Também na peça “Dinis e Isabel”, de confessada “intenção toda lírica”, a que subjaz o conto medieval Tristão e Isolda, a acção, protagonizada pelo rei, é suspensa dando lugar a uma forte expressão subjectiva da natureza humana, em comunhão com o mistério e desconhecido: “ … À roda de Isa morta, tudo escuta. Deus faz talvez exame de consciência. Por isso as coisas mesmo se recolhem. O tempo tem as asas estendidas … Esta é a câmara dela, a nossa câmara. A arregaçada dela não floriu … Não houve as rosas brancas do milagre … Não quero mal à Morte: está connosco. Sinto-a à nossa roda”.

A leitura ganha importância nos textos para teatro deste autor que, para além de vocacionados para as artes do palco, valorizam, seguindo uma estética simbolista, as sugestões e o poder metafórico das descrições, inclusive ao nível dos cenários:Começa agora o saimento. Vem crescendo na névoa e no silêncio: o grisalho dá-lhe um ar de aparição, que ao mesmo tempo se diria perto e longe, como se caminhassem, esquecidos, num grande espelho embaciado, sem memória.” (Pedro o Cru).

Uma atmosfera de acentuado intimismo distingue o conjunto da produção literária de António Patrício, repartida pela poesia, teatro e contos sendo possível distinguir, como eixos fulcrais, os temas transversais do Amor, enquanto busca e apologia de uma vida plena, e da Morte, como sinal de fragilidade e perda mas sobretudo iniciação, abertura a uma nova consciência (“é a vida que dá sentido à morte e a morte que é sentido da vida” pode ler-se no texto em projecto Uma Tragédia Egípcia).

Também a Beleza e a Saudade se constituem como pólos temáticos que activam outras imagens e símbolos na interpelação da dor e da perda: desafio à criatividade humana, vista como dom supremo - asas na ligação entre a terra e o céu. Esses núcleos de significação surgem entrelaçados numa escrita que reflecte sobre o destino de Portugal e vai acompanhando, como uma mística literária, a viragem do século. O autor, que morre no Oriente três anos antes de Fernando Pessoa publicar a “Mensagem”, texto fundamental para o imaginário da identidade da nação, articula, de forma poética, fundamentos de referência histórica com a abertura a um novo conceito cultural de identidade - imbuído de um sentido estético de carácter universal e humanista. 

 

Para além da obra publicada, Poesia Completa (“Oceano”, “Poesia” e “Dispersos”);antologia de contos Serão Inquieto (“Diálogos com uma Águia”, ”O Precoce”, “O homem das Fontes”, “Suze”, “O Veiga” e os aforismos ”words”); Teatro Completo ( “O Fim”, “Pedro o Cru”, “Dinis e Isabel”, “D. João e a Máscara” e “Judas”), contam-se ainda três textos dramáticos inacabados e publicados por Manuel Tânger Correia (“A Paixão de Mestre Afonso Domingues”, “O Rei de Sempre” e “Auto dos Reis ou da Estrela”) e vários inéditos (principalmente divulgados por Maria Manuela Gambôa em tese de mestrado apresentada à Universidade Nova de Lisboa) em que se incluem poesia, prosa aforística, epistolar e outros textos dramáticos em projecto (“Teodora ou o Sonho de uma Noite em Bizâncio”, “Diálogo no Alhambra”, “Uma tragédia Egípcia”).

[Dados de deteção da disposição de documentos]
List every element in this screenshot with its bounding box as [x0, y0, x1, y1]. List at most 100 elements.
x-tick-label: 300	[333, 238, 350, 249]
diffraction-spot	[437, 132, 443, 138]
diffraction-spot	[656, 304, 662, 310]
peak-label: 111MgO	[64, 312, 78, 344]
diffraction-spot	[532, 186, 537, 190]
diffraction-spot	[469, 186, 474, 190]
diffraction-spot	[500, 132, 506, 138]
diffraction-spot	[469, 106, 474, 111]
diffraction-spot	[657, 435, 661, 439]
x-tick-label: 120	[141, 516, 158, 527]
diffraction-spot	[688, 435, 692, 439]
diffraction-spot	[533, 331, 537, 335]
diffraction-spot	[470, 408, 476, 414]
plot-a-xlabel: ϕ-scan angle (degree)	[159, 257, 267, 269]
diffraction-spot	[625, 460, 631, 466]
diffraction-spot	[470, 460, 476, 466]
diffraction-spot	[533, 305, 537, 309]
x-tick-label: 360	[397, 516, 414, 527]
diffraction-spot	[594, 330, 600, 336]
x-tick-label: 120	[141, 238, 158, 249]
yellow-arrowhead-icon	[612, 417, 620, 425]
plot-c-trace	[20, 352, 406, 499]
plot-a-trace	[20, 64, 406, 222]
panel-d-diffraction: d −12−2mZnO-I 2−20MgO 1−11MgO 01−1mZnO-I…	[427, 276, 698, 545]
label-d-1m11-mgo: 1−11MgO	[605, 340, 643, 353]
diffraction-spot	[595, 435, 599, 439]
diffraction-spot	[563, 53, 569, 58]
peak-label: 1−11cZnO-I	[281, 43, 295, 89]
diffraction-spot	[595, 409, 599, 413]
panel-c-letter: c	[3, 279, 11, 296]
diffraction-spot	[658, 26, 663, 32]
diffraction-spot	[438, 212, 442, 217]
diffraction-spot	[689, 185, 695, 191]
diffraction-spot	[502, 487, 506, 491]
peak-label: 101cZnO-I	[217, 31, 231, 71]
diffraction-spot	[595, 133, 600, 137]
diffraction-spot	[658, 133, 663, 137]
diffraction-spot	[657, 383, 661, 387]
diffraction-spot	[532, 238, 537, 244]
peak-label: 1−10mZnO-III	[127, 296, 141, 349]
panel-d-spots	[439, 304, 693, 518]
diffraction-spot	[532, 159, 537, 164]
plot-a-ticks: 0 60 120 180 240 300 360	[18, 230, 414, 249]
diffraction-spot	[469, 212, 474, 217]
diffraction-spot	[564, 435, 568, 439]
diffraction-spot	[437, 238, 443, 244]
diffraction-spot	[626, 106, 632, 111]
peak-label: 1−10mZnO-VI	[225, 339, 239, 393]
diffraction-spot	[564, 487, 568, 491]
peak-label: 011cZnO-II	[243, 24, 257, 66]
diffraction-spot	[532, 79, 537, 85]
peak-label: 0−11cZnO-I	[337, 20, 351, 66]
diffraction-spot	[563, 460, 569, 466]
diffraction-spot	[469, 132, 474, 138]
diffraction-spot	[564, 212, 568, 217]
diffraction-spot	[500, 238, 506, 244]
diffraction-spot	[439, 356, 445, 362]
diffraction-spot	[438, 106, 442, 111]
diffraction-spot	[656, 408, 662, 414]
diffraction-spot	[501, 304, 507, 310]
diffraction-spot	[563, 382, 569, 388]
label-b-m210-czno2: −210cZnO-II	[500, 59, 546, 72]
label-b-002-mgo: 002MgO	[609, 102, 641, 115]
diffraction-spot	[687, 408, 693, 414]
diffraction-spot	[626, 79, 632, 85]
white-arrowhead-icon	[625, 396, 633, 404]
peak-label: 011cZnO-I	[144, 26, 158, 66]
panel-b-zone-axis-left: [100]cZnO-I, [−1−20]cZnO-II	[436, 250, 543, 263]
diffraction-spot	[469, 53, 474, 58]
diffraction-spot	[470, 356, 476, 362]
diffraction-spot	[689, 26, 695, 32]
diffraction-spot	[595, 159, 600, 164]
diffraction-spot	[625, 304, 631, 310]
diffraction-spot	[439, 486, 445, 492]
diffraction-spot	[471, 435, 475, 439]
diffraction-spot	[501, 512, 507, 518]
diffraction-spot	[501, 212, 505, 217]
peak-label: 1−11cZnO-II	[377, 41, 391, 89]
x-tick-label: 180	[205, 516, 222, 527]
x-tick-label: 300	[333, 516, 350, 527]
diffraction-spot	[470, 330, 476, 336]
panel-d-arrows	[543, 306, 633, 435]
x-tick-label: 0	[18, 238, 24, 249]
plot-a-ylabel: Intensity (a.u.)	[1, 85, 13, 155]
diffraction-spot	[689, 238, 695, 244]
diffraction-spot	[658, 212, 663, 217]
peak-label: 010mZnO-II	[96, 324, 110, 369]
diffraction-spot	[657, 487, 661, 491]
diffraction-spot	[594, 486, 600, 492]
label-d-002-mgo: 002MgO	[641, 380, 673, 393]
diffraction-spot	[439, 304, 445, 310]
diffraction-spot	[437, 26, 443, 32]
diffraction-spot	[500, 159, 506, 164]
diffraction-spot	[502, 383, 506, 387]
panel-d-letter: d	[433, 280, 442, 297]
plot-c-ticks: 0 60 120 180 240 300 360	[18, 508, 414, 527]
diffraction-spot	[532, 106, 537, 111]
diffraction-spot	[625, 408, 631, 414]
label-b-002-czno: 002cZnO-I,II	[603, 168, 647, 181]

* INSTRUÇÕES *
(A) Devolva, sem qualquer alteração, o trecho do texto sobre António Patrício compreendido entre "A leitura ganha" e "(Pedro o Cru).", inclusive.
(B) Indique, com sim ou não, se cada afirmação está de acordo com o texto sobre António Patrício, citando literalmente as palavras que o decidem.
(i) A peça «Dinis e Isabel» tem subjacente o conto medieval Tristão e Isolda.
(ii) O autor morreu depois de Fernando Pessoa publicar a «Mensagem».
(iii) Os três textos dramáticos inacabados foram publicados por Maria Manuela Gambôa.
(C) Com base no texto sobre António Patrício, responda:
(i) Quem protagoniza a acção na peça «Dinis e Isabel»?
(ii) Por que géneros se reparte a produção literária do autor?
(iii) Onde morre o autor?
Baseie-se exclusivamente no texto sobre António Patrício.

* SOLUÇÕES *
(A)
A leitura ganha importância nos textos para teatro deste autor que, para além de vocacionados para as artes do palco, valorizam, seguindo uma estética simbolista, as sugestões e o poder metafórico das descrições, inclusive ao nível dos cenários:Começa agora o saimento. Vem crescendo na névoa e no silêncio: o grisalho dá-lhe um ar de aparição, que ao mesmo tempo se diria perto e longe, como se caminhassem, esquecidos, num grande espelho embaciado, sem memória.” (Pedro o Cru).

(B)
(i) Sim: «a que subjaz o conto medieval Tristão e Isolda».
(ii) Não: «morre no Oriente três anos antes de Fernando Pessoa publicar a “Mensagem”».
(iii) Não: «três textos dramáticos inacabados e publicados por Manuel Tânger Correia».

(C)
(i) O rei.
(ii) Pela poesia, pelo teatro e pelos contos.
(iii) No Oriente.